• WHAT YOU ARE ASKED TO DO
Find the number of lines containing the string "operate" in the data. Answer with the number by itself.

• RECORDS FOR THE TASK
— begin —
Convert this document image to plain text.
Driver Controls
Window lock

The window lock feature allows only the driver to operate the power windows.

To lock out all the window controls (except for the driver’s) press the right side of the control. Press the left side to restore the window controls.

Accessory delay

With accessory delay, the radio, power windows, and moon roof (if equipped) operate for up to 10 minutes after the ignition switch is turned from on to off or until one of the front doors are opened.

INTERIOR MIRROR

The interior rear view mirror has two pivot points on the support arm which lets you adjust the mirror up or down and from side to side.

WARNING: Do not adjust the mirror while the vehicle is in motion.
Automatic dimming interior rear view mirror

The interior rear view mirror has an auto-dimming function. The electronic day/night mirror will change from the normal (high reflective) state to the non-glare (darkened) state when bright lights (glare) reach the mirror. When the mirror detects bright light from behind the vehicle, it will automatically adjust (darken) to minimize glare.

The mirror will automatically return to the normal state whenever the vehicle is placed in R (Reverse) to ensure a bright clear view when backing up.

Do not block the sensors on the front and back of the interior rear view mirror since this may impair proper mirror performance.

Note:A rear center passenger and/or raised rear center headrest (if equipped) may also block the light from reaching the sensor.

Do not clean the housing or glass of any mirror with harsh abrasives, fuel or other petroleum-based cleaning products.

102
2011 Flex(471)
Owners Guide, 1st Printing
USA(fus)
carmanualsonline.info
— end —
— begin —
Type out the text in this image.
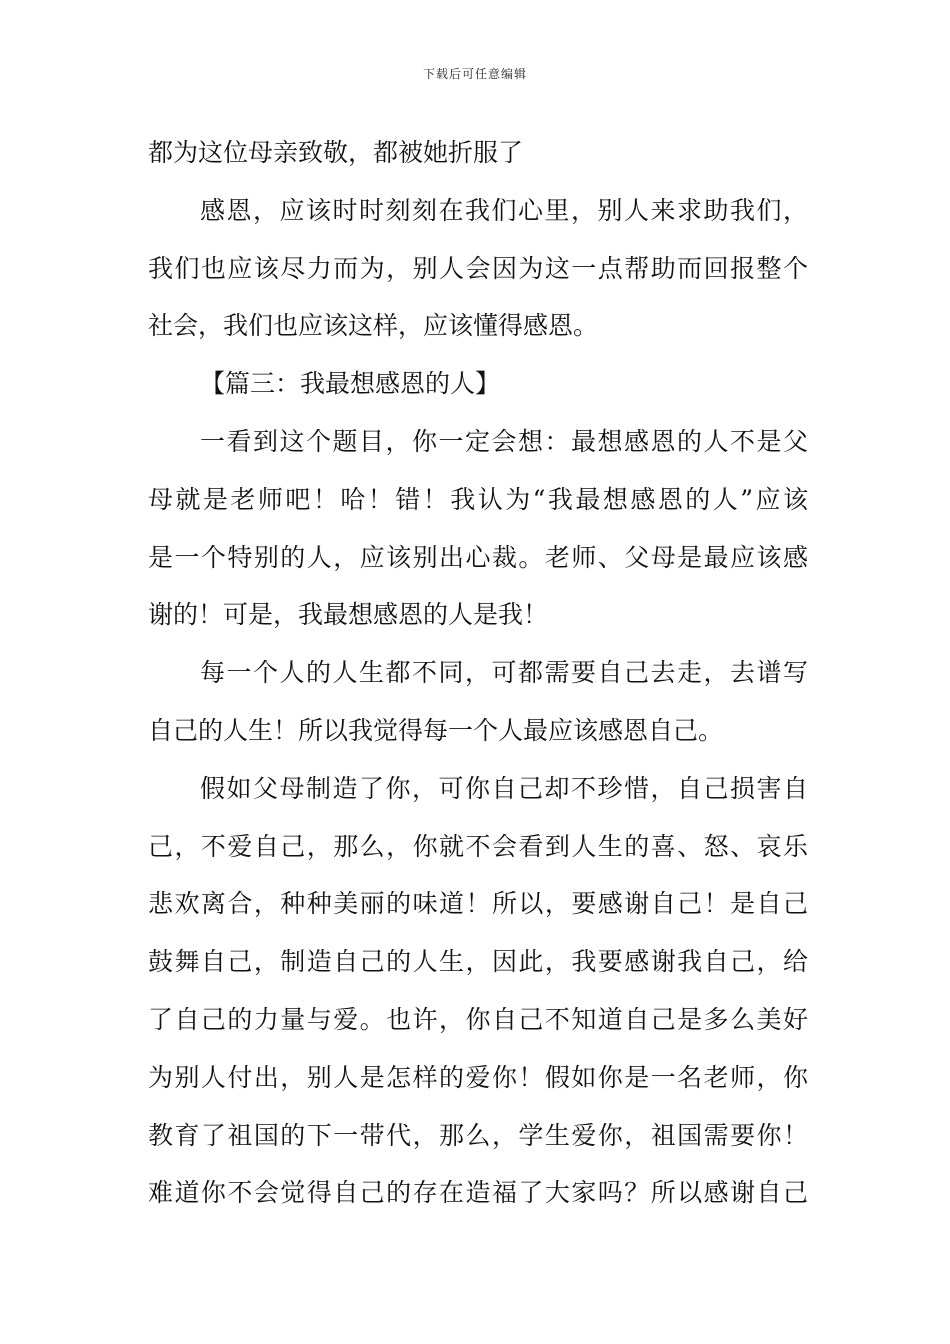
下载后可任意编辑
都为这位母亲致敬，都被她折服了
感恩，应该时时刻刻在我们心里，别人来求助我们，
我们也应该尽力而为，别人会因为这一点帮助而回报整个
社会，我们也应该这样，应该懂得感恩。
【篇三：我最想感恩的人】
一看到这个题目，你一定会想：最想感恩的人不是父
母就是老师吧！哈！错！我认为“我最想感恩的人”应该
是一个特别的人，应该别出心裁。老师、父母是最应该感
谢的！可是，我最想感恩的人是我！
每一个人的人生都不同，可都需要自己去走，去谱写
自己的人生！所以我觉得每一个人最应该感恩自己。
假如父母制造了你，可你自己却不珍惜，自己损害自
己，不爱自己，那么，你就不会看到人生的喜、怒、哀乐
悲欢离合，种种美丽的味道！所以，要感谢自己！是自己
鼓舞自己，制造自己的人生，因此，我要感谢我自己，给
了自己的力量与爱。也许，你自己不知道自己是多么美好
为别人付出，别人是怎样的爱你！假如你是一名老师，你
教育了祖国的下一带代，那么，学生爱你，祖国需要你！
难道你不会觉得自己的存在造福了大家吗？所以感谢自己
— end —
— begin —
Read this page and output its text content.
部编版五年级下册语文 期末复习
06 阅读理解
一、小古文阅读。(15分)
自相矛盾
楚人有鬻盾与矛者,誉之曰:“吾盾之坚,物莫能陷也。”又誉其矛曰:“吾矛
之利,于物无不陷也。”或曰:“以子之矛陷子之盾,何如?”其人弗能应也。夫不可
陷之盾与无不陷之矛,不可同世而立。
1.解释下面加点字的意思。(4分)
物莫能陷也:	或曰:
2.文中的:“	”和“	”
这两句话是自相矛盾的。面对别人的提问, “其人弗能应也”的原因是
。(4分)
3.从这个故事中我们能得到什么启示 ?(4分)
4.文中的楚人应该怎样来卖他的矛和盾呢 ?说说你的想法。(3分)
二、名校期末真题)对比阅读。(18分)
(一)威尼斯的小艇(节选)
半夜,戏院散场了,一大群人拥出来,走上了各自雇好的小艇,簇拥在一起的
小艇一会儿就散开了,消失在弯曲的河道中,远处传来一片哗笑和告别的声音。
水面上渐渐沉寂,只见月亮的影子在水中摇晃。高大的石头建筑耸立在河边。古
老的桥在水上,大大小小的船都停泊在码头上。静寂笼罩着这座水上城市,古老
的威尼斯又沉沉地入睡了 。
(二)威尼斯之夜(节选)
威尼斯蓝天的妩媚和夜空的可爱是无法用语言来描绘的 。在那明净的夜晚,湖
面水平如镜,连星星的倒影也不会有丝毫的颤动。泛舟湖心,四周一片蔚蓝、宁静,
— end —
• TASK OUTPUT
2